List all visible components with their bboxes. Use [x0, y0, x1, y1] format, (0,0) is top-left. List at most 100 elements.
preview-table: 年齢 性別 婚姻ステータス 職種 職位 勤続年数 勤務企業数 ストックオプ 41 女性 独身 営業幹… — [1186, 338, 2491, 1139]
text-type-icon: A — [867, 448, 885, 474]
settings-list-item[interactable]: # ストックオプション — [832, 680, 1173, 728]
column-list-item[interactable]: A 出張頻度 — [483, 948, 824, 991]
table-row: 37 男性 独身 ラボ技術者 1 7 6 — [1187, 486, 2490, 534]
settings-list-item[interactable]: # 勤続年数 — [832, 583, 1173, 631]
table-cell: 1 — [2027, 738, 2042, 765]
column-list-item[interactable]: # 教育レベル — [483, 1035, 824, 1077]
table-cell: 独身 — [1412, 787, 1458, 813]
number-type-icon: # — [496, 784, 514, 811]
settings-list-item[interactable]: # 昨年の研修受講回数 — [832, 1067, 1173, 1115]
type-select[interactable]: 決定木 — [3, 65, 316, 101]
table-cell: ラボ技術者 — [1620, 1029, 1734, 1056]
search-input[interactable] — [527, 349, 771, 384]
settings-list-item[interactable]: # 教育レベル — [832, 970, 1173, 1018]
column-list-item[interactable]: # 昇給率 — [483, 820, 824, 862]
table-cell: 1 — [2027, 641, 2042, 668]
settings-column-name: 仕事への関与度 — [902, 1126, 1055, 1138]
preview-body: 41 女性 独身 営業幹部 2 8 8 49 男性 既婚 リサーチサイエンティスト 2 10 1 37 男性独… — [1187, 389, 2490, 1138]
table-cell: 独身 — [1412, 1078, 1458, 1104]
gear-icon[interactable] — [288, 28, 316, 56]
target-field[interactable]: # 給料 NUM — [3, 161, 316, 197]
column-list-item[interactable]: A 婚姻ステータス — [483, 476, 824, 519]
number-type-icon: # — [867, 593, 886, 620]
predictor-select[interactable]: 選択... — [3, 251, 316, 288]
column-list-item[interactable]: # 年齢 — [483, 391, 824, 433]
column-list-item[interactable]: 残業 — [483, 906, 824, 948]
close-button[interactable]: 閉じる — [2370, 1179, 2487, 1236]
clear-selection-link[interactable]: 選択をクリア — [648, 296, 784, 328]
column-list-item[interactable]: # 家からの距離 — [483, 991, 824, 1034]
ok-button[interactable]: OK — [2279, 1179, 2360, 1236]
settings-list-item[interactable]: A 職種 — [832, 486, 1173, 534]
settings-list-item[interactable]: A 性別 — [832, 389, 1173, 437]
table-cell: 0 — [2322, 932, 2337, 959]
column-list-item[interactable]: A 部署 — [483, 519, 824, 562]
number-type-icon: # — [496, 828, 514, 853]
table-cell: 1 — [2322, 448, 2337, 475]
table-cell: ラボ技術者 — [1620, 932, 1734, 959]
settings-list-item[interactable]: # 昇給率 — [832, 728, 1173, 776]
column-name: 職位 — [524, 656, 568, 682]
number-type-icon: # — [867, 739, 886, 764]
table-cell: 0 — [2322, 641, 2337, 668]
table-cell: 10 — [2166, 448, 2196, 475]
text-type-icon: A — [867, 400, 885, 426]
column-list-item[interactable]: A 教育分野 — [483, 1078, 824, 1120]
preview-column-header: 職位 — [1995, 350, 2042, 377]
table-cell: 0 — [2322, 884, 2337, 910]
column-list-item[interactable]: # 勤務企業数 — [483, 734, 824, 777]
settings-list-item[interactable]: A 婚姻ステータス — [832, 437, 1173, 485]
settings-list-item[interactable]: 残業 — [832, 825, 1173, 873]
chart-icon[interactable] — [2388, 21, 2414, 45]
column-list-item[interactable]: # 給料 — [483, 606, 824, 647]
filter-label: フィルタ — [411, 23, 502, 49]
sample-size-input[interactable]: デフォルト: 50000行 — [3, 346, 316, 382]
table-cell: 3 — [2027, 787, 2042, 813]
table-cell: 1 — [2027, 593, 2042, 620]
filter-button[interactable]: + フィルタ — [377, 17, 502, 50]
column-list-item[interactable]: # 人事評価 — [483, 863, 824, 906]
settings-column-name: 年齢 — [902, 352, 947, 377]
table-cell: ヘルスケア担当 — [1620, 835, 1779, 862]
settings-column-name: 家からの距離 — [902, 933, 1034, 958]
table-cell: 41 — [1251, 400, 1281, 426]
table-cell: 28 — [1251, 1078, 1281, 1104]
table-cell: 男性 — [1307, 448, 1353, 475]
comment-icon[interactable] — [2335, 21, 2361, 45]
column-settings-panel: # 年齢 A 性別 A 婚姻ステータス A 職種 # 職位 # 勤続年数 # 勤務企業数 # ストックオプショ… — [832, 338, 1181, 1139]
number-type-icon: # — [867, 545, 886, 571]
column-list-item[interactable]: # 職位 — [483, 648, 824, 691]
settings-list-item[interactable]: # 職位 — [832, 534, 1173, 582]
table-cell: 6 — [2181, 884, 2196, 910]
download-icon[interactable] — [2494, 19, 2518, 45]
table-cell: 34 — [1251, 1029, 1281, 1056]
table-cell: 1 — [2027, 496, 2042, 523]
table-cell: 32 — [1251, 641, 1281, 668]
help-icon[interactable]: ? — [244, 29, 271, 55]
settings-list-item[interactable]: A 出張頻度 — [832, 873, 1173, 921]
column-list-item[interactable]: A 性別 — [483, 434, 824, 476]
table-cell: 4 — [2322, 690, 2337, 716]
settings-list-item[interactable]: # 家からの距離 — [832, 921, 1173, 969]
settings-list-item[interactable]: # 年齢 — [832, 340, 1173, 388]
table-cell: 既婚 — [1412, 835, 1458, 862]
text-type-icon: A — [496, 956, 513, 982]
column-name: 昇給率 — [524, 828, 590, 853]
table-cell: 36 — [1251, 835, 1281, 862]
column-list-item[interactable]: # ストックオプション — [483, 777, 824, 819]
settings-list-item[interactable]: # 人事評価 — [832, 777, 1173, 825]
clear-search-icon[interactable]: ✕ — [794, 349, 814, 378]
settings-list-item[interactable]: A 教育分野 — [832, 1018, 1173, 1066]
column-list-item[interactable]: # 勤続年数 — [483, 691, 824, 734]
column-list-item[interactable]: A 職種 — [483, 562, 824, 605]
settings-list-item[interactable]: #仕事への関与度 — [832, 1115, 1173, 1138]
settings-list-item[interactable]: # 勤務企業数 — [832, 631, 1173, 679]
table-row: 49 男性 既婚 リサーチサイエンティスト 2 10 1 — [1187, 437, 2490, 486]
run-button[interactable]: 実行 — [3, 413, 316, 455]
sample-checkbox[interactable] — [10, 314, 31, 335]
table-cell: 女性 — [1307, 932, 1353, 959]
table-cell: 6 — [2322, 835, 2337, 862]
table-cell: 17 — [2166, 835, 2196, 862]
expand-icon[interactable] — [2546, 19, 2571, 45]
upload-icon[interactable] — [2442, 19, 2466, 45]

* * *

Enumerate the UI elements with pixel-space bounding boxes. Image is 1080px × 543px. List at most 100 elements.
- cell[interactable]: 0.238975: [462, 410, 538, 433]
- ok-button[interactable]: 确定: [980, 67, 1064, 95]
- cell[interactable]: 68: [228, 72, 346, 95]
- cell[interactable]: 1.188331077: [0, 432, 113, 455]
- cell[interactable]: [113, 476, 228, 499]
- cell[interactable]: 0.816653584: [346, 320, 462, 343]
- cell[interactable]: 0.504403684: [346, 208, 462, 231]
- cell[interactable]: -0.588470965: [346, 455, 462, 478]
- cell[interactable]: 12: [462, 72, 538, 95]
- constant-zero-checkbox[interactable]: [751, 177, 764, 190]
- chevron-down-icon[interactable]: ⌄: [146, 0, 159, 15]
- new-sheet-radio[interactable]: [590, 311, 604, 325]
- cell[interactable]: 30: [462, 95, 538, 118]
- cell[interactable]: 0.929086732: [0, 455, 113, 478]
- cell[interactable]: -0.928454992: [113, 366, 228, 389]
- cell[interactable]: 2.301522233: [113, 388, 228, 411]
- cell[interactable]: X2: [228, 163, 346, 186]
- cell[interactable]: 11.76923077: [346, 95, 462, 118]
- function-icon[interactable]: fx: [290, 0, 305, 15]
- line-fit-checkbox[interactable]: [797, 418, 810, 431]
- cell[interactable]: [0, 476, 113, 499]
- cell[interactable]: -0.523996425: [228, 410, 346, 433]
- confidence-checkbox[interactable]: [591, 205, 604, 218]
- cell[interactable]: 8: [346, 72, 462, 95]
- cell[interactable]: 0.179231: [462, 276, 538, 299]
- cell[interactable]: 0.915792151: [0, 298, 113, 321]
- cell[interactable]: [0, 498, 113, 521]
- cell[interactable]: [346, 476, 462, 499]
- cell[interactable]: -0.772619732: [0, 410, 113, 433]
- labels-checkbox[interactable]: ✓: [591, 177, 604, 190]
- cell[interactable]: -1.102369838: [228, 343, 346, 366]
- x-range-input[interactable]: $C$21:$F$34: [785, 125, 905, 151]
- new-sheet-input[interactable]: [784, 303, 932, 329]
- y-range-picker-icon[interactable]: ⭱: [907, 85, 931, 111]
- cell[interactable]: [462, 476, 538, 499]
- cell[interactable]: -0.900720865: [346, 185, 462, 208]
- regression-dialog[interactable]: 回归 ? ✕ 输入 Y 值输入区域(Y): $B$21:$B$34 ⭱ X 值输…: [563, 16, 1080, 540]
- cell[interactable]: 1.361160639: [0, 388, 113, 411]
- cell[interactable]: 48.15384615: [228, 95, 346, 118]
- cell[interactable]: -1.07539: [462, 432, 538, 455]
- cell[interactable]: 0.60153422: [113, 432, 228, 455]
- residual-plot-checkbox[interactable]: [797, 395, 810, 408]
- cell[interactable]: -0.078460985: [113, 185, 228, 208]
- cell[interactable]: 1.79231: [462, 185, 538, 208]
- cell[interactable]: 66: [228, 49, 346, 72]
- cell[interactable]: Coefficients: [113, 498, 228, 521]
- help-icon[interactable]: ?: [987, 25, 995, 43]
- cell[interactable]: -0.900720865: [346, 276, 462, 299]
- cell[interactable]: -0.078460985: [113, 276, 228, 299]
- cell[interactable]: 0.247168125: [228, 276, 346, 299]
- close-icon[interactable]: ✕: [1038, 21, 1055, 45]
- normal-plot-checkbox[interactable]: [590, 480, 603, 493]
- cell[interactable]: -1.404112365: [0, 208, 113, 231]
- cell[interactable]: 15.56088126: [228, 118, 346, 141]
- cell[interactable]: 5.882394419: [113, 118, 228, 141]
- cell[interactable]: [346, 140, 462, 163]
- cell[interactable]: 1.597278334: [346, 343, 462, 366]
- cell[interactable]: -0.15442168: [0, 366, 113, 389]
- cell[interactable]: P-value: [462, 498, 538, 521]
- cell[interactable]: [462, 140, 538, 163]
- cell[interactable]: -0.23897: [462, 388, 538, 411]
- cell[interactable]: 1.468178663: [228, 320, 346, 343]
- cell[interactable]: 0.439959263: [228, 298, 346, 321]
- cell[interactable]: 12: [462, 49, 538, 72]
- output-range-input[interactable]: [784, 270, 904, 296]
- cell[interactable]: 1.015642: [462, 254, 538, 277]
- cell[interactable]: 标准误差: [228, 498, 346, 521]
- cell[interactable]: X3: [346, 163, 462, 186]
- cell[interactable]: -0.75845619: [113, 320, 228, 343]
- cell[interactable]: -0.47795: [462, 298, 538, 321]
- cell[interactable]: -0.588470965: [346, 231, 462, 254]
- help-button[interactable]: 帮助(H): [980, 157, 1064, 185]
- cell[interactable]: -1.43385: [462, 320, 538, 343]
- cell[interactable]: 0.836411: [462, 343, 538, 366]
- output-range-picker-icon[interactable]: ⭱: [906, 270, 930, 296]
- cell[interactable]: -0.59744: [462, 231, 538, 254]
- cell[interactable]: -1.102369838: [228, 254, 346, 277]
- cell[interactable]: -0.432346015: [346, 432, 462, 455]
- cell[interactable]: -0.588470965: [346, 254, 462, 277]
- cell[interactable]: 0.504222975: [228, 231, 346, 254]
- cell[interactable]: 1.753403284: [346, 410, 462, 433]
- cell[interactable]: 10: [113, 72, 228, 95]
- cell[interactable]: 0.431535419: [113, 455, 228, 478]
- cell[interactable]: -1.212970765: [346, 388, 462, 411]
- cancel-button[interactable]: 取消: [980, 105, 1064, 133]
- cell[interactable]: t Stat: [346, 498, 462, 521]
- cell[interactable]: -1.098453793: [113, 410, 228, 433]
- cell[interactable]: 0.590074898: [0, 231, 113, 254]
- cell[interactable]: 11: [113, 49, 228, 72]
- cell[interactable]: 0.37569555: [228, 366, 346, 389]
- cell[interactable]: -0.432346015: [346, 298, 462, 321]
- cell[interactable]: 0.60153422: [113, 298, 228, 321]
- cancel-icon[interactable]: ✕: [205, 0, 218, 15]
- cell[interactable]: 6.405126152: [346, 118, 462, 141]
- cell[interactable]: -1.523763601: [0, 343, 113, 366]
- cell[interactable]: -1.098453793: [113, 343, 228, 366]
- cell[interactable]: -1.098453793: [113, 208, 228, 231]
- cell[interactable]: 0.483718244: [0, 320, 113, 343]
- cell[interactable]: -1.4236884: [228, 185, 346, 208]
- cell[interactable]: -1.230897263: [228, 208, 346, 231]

Task goal -> Reproduce the rows from the one containing "Enumerate the UI" through the one containing "- cell[interactable]: 48.15384615: [228, 95, 346, 118]" without changing a single character.

Answer below ->
Enumerate the UI elements with pixel-space bounding boxes. Image is 1080px × 543px. List at most 100 elements.
- cell[interactable]: 0.238975: [462, 410, 538, 433]
- ok-button[interactable]: 确定: [980, 67, 1064, 95]
- cell[interactable]: 68: [228, 72, 346, 95]
- cell[interactable]: 1.188331077: [0, 432, 113, 455]
- cell[interactable]: [113, 476, 228, 499]
- cell[interactable]: 0.816653584: [346, 320, 462, 343]
- cell[interactable]: 0.504403684: [346, 208, 462, 231]
- cell[interactable]: -0.588470965: [346, 455, 462, 478]
- cell[interactable]: 12: [462, 72, 538, 95]
- constant-zero-checkbox[interactable]: [751, 177, 764, 190]
- chevron-down-icon[interactable]: ⌄: [146, 0, 159, 15]
- new-sheet-radio[interactable]: [590, 311, 604, 325]
- cell[interactable]: 30: [462, 95, 538, 118]
- cell[interactable]: 0.929086732: [0, 455, 113, 478]
- cell[interactable]: -0.928454992: [113, 366, 228, 389]
- cell[interactable]: 2.301522233: [113, 388, 228, 411]
- cell[interactable]: X2: [228, 163, 346, 186]
- cell[interactable]: 11.76923077: [346, 95, 462, 118]
- function-icon[interactable]: fx: [290, 0, 305, 15]
- line-fit-checkbox[interactable]: [797, 418, 810, 431]
- cell[interactable]: [0, 476, 113, 499]
- cell[interactable]: -0.523996425: [228, 410, 346, 433]
- confidence-checkbox[interactable]: [591, 205, 604, 218]
- cell[interactable]: 8: [346, 72, 462, 95]
- cell[interactable]: 0.179231: [462, 276, 538, 299]
- cell[interactable]: 0.915792151: [0, 298, 113, 321]
- cell[interactable]: [0, 498, 113, 521]
- cell[interactable]: [346, 476, 462, 499]
- cell[interactable]: -0.772619732: [0, 410, 113, 433]
- labels-checkbox[interactable]: ✓: [591, 177, 604, 190]
- cell[interactable]: -1.102369838: [228, 343, 346, 366]
- x-range-input[interactable]: $C$21:$F$34: [785, 125, 905, 151]
- new-sheet-input[interactable]: [784, 303, 932, 329]
- y-range-picker-icon[interactable]: ⭱: [907, 85, 931, 111]
- cell[interactable]: [462, 476, 538, 499]
- cell[interactable]: -0.900720865: [346, 185, 462, 208]
- regression-dialog[interactable]: 回归 ? ✕ 输入 Y 值输入区域(Y): $B$21:$B$34 ⭱ X 值输…: [563, 16, 1080, 540]
- cell[interactable]: 1.361160639: [0, 388, 113, 411]
- cell[interactable]: 48.15384615: [228, 95, 346, 118]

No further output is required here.